**Exercise goal:**
Go through each line of the records below and count those with the word "Christ". Give only the count.

[Data items]
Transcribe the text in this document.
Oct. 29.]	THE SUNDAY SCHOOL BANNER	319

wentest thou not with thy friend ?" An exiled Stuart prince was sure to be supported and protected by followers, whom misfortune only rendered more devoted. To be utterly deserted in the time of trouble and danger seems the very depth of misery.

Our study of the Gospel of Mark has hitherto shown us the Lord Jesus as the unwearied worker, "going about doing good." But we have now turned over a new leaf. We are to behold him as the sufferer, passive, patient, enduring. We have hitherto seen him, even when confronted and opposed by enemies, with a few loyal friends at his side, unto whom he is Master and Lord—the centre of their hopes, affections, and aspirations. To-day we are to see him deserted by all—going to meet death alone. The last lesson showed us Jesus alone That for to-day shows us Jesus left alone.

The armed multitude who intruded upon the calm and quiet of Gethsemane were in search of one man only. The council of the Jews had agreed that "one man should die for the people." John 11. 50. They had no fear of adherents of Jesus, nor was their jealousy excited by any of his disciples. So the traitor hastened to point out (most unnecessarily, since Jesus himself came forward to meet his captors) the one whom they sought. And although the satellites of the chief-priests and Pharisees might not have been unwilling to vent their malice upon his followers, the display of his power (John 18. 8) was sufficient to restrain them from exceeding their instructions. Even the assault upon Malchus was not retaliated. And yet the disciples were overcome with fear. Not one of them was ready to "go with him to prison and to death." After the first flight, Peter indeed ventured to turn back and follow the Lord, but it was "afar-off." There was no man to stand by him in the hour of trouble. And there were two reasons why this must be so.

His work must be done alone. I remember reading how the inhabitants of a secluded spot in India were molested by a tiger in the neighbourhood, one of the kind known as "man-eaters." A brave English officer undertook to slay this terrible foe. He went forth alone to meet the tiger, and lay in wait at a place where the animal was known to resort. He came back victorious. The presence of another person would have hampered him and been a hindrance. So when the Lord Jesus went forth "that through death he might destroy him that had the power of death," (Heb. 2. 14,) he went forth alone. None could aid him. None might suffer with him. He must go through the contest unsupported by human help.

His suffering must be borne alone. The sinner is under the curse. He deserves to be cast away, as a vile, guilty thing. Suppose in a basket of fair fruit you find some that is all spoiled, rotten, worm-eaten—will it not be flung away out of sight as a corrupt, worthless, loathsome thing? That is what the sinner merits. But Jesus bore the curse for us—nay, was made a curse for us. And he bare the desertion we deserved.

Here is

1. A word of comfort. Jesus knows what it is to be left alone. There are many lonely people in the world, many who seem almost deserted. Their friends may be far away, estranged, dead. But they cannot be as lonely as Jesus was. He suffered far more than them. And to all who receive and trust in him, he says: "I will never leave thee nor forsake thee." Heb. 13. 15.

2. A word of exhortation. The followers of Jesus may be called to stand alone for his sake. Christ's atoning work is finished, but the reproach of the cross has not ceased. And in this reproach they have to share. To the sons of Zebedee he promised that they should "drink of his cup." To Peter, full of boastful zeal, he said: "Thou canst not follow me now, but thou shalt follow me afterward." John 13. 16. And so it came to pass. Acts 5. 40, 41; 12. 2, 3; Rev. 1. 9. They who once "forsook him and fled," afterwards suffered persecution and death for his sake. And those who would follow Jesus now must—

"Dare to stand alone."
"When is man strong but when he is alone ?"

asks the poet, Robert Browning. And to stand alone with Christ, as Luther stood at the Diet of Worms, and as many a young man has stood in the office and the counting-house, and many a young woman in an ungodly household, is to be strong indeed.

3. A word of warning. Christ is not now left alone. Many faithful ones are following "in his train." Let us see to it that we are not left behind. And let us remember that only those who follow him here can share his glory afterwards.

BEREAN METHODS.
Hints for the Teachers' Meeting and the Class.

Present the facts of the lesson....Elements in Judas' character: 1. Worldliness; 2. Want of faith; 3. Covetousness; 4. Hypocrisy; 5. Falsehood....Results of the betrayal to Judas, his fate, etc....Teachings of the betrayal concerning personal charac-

**Answer in full:**
3